### [Exercise task]
Extract and list every line that contains the word "text".

### [Dataset excerpts]
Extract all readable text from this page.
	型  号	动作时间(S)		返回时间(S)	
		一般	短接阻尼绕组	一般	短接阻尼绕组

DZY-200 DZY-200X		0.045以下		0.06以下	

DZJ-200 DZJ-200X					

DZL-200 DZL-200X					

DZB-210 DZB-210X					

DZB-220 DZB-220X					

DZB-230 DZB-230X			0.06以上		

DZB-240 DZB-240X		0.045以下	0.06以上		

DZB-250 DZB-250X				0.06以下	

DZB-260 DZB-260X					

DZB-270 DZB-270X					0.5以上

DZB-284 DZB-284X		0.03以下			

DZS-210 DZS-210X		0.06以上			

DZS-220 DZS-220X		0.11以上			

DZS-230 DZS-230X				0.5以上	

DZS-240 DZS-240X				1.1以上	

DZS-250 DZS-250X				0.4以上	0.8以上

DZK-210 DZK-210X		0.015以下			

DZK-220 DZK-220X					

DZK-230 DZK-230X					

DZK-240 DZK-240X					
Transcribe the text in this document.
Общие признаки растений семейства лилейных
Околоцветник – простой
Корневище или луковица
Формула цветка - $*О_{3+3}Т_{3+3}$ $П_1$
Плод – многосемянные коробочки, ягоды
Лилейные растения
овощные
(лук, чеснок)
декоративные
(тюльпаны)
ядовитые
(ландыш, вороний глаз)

### [Written answer]
Extract all readable text from this page.
Transcribe the text in this document.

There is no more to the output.